▸ Work to complete:
Among the entries below, find the lines with "南昌汉和建设工程有限公司" and copy them.

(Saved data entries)
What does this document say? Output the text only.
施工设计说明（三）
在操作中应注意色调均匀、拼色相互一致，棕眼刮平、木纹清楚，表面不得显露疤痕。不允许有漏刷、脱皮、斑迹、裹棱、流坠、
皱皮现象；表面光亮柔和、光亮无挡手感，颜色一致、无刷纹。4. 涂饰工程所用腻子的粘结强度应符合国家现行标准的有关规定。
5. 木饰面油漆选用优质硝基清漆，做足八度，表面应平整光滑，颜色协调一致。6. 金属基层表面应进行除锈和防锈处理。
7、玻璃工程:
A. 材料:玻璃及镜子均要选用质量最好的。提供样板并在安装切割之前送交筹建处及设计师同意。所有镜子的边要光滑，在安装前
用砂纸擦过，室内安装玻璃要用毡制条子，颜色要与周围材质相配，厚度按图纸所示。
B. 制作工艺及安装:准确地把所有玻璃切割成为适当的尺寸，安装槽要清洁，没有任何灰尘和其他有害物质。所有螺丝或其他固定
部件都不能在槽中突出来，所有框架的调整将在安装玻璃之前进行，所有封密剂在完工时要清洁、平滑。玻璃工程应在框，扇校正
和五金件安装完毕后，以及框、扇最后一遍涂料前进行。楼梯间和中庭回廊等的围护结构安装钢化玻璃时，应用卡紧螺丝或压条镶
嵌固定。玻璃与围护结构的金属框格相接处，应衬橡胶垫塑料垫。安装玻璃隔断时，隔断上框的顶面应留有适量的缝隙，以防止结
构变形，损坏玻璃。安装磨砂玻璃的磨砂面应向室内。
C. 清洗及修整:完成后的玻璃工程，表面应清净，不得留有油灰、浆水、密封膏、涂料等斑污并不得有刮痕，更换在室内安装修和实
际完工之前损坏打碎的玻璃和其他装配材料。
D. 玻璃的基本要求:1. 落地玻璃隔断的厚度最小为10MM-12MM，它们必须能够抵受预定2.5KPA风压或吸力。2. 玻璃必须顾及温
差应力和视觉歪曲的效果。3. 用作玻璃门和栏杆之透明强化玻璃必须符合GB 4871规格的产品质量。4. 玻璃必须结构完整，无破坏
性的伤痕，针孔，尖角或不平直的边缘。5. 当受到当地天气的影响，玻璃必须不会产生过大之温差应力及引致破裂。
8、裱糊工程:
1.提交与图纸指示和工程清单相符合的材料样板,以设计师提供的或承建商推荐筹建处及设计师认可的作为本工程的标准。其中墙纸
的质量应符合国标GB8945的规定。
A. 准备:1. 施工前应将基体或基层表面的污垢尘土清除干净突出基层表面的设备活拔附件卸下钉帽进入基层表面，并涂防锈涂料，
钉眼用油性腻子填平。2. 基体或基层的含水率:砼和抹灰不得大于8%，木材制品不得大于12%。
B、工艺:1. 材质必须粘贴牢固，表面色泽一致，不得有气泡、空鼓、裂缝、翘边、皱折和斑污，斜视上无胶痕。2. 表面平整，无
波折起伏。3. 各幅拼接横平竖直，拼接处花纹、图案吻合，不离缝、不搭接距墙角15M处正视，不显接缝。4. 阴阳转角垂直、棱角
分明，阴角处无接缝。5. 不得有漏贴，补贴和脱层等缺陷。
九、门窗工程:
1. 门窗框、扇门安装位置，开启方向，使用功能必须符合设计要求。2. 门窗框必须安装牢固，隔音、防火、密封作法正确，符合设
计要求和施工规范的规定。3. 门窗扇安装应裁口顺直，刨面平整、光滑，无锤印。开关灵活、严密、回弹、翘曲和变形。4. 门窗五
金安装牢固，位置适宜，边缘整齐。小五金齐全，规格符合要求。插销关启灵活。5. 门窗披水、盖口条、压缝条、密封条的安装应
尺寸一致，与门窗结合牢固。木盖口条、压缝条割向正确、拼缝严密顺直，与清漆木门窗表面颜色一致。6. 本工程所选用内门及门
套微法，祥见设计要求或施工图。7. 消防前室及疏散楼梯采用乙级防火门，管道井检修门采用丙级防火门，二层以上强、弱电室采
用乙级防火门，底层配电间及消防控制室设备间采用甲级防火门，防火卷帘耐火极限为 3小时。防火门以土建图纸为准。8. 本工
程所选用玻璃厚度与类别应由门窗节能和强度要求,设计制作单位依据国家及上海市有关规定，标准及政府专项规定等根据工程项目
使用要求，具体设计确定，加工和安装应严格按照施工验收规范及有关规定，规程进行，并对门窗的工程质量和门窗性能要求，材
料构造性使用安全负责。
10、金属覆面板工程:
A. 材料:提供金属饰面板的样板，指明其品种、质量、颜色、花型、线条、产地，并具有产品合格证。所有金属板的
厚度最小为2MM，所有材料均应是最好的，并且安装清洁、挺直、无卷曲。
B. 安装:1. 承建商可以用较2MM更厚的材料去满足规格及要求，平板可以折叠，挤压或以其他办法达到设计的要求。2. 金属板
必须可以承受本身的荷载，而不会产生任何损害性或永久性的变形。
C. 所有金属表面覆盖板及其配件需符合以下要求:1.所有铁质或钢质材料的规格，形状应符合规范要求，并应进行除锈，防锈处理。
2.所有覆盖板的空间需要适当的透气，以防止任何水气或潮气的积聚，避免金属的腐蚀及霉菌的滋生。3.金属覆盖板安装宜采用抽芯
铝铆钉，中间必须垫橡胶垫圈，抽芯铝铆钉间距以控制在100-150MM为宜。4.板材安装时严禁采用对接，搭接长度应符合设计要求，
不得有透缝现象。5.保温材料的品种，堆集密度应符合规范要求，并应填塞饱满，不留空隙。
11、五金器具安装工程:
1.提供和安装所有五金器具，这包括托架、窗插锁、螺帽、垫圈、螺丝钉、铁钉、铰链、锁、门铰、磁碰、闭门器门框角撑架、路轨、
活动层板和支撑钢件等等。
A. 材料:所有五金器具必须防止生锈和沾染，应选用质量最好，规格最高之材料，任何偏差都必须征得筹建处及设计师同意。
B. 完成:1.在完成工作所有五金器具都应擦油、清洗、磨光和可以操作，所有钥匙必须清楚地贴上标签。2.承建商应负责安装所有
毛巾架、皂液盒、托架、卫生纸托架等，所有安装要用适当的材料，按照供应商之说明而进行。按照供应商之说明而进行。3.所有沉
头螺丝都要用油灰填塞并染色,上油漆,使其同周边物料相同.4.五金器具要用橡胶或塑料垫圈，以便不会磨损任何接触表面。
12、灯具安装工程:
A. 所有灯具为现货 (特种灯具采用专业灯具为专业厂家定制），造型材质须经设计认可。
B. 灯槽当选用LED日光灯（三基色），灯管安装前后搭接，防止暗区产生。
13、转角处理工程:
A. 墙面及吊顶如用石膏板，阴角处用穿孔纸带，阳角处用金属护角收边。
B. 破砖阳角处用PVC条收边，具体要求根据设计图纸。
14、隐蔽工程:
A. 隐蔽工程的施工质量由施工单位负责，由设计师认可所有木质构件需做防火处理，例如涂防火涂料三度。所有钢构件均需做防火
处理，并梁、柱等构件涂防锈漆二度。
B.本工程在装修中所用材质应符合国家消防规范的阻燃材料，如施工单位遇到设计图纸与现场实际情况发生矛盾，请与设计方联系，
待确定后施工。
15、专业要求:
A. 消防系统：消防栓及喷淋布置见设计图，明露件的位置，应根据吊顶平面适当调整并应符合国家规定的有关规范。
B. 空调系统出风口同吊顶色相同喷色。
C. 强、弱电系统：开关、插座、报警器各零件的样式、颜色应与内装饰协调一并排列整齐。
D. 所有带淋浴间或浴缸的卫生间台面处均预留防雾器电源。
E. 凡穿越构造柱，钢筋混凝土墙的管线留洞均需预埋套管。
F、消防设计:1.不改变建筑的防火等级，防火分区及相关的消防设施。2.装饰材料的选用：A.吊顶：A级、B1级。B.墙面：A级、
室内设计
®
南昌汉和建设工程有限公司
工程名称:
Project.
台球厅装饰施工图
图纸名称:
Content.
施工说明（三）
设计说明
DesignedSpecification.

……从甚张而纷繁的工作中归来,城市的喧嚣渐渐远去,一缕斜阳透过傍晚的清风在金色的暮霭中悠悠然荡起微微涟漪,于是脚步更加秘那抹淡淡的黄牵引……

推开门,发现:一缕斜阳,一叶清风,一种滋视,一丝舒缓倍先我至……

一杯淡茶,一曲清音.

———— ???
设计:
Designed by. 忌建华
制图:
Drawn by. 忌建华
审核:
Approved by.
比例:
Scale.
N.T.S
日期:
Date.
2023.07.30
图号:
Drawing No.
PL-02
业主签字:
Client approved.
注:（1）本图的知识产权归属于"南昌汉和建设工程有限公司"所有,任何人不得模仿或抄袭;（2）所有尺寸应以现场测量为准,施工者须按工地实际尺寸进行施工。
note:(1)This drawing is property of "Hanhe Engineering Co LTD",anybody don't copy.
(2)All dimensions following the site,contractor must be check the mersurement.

▸ Result:
南昌汉和建设工程有限公司
注:（1）本图的知识产权归属于"南昌汉和建设工程有限公司"所有,任何人不得模仿或抄袭;（2）所有尺寸应以现场测量为准,施工者须按工地实际尺寸进行施工。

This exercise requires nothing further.